→ **Task statement**:
Reproduce the rows below verbatim, starting at the first line and ending at the line containing "406, 332, 444]", with both of those lines included.

→ **Stored rows**:

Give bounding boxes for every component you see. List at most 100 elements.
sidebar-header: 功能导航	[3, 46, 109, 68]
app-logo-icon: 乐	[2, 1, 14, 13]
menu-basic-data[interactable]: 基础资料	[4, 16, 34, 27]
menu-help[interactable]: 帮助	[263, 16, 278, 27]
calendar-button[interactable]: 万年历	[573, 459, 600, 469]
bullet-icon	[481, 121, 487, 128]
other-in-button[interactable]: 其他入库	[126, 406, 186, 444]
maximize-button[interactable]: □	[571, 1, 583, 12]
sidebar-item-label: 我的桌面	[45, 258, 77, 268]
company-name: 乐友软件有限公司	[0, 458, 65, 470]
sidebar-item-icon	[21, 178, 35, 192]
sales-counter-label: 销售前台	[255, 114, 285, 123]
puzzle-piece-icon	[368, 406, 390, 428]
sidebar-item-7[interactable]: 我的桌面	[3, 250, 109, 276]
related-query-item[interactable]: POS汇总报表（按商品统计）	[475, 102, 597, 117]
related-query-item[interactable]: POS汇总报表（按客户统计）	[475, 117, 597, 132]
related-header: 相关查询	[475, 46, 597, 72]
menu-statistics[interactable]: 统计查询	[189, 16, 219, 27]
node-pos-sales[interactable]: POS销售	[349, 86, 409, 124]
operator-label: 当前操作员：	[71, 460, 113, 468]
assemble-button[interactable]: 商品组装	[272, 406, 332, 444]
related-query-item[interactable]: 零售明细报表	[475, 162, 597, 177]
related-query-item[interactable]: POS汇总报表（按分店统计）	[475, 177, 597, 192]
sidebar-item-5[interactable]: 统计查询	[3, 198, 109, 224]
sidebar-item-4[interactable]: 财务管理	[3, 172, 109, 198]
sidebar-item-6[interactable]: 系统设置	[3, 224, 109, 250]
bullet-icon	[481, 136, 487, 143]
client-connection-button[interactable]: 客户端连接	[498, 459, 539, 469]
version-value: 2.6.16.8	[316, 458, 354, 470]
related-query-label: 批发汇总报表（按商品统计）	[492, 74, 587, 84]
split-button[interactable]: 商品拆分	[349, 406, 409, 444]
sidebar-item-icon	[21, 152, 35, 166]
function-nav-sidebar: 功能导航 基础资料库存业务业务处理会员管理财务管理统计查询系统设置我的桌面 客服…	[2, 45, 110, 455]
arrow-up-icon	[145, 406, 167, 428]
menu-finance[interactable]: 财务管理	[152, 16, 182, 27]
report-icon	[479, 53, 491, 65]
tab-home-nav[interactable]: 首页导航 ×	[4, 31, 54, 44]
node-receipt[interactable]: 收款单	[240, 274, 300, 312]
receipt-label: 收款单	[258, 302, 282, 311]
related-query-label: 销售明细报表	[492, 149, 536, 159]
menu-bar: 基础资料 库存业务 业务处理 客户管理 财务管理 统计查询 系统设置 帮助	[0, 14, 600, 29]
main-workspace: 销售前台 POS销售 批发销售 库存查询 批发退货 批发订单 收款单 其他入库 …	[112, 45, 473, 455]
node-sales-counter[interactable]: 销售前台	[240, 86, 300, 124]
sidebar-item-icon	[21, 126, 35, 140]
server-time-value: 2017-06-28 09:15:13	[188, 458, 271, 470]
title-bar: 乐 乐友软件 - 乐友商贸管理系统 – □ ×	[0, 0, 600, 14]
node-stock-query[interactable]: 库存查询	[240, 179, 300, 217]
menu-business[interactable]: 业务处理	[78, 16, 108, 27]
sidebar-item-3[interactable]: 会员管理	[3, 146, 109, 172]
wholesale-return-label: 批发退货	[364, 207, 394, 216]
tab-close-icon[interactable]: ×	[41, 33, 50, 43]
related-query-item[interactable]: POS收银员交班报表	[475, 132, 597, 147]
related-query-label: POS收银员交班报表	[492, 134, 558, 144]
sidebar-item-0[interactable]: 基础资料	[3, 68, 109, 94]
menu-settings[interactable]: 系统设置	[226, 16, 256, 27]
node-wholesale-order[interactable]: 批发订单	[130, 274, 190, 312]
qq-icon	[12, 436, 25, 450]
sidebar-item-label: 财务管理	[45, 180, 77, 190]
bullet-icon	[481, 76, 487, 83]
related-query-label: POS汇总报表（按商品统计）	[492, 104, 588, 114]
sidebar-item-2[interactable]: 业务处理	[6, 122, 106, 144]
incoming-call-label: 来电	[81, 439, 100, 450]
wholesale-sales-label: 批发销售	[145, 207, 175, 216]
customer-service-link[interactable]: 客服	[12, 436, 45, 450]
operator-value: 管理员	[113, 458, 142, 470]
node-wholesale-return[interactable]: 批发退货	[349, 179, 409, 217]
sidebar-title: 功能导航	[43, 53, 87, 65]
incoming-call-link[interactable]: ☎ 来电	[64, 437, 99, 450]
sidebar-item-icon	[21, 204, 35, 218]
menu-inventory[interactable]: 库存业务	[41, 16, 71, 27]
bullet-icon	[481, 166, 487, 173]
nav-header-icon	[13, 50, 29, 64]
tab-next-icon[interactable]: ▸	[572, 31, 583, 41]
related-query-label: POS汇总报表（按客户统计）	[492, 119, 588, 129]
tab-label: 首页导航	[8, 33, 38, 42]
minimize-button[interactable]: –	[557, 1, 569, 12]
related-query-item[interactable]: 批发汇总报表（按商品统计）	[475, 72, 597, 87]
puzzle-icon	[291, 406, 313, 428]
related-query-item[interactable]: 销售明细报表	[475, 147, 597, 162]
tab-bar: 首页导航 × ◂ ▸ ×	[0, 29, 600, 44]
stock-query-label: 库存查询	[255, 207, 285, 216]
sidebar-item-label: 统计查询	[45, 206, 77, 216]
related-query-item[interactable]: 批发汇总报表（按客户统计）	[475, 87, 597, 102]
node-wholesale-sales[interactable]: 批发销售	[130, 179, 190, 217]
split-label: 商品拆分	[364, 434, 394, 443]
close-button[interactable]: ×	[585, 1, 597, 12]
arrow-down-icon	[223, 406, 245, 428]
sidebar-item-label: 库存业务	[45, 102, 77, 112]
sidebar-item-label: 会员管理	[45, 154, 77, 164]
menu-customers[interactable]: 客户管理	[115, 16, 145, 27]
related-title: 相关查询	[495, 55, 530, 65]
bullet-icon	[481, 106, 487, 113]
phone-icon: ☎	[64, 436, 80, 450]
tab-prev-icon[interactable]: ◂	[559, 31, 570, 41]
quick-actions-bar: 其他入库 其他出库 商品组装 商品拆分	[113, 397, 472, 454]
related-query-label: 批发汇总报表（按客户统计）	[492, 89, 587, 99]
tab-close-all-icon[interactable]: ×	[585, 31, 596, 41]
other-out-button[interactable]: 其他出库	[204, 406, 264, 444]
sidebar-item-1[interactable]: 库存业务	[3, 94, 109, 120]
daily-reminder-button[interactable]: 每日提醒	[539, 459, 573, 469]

→ **Solution to the problem**:
Give bounding boxes for every component you see. List at most 100 elements.
sidebar-header: 功能导航	[3, 46, 109, 68]
app-logo-icon: 乐	[2, 1, 14, 13]
menu-basic-data[interactable]: 基础资料	[4, 16, 34, 27]
menu-help[interactable]: 帮助	[263, 16, 278, 27]
calendar-button[interactable]: 万年历	[573, 459, 600, 469]
bullet-icon	[481, 121, 487, 128]
other-in-button[interactable]: 其他入库	[126, 406, 186, 444]
maximize-button[interactable]: □	[571, 1, 583, 12]
sidebar-item-label: 我的桌面	[45, 258, 77, 268]
company-name: 乐友软件有限公司	[0, 458, 65, 470]
sidebar-item-icon	[21, 178, 35, 192]
sales-counter-label: 销售前台	[255, 114, 285, 123]
puzzle-piece-icon	[368, 406, 390, 428]
sidebar-item-7[interactable]: 我的桌面	[3, 250, 109, 276]
related-query-item[interactable]: POS汇总报表（按商品统计）	[475, 102, 597, 117]
related-query-item[interactable]: POS汇总报表（按客户统计）	[475, 117, 597, 132]
related-header: 相关查询	[475, 46, 597, 72]
menu-statistics[interactable]: 统计查询	[189, 16, 219, 27]
node-pos-sales[interactable]: POS销售	[349, 86, 409, 124]
operator-label: 当前操作员：	[71, 460, 113, 468]
assemble-button[interactable]: 商品组装	[272, 406, 332, 444]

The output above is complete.